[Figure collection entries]

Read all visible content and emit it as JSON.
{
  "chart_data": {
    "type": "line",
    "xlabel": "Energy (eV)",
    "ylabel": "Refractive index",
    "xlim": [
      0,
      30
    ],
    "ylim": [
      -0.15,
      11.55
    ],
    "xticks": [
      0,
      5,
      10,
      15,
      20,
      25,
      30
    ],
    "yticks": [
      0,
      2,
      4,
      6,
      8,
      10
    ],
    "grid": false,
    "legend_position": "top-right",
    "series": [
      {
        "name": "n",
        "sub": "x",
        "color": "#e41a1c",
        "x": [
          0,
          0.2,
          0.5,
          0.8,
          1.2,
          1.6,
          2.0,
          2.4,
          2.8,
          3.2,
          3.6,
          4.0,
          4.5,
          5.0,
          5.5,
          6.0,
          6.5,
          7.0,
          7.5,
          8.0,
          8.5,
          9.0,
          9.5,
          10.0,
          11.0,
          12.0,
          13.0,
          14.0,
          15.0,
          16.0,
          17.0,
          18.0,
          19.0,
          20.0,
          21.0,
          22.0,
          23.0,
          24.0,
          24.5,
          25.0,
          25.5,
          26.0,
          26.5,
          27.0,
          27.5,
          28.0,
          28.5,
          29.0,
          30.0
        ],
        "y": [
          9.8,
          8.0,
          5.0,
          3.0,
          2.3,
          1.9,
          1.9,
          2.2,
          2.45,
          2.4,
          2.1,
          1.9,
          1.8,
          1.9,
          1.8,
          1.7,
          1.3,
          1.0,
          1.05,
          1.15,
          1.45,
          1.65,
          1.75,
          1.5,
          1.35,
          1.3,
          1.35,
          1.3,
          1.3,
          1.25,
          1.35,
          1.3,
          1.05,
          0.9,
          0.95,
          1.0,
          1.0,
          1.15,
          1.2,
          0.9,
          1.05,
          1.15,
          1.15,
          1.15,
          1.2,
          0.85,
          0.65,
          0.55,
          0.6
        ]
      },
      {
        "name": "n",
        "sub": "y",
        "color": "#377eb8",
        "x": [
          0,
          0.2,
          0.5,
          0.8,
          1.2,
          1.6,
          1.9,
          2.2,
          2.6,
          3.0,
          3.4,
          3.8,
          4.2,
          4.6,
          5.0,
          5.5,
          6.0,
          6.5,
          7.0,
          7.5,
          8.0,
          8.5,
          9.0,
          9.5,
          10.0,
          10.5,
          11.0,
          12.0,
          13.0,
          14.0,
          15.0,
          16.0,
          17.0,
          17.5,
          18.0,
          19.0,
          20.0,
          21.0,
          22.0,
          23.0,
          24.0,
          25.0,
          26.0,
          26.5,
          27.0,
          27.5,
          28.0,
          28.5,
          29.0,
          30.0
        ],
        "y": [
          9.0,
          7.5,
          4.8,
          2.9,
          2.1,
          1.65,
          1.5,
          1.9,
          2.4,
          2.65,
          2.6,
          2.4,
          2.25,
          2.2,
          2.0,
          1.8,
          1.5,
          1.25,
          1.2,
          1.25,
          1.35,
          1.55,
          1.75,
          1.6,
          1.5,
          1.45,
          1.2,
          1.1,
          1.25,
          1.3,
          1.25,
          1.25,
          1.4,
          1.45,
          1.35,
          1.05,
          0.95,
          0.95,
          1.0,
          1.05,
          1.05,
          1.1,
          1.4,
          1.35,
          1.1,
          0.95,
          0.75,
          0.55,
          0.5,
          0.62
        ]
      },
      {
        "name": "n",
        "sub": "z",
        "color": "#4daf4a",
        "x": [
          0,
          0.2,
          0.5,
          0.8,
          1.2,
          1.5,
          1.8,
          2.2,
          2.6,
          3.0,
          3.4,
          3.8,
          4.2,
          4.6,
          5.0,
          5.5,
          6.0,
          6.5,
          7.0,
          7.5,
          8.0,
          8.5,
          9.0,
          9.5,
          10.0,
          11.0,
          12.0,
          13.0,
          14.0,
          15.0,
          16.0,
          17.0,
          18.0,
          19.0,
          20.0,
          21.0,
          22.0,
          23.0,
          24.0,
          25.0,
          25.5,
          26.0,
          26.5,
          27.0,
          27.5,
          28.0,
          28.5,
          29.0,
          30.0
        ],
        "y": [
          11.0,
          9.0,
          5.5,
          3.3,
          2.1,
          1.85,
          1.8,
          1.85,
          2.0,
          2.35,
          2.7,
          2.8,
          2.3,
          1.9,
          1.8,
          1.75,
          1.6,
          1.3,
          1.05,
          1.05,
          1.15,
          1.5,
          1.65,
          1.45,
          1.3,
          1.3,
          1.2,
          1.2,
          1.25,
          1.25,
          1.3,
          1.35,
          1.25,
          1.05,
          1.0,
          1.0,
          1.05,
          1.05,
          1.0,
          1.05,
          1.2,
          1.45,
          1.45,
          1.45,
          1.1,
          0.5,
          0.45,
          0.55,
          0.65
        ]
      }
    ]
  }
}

Task instructions: Give the number of lines in the entries above that include the string "color". No other output is expected.

Written reply: 3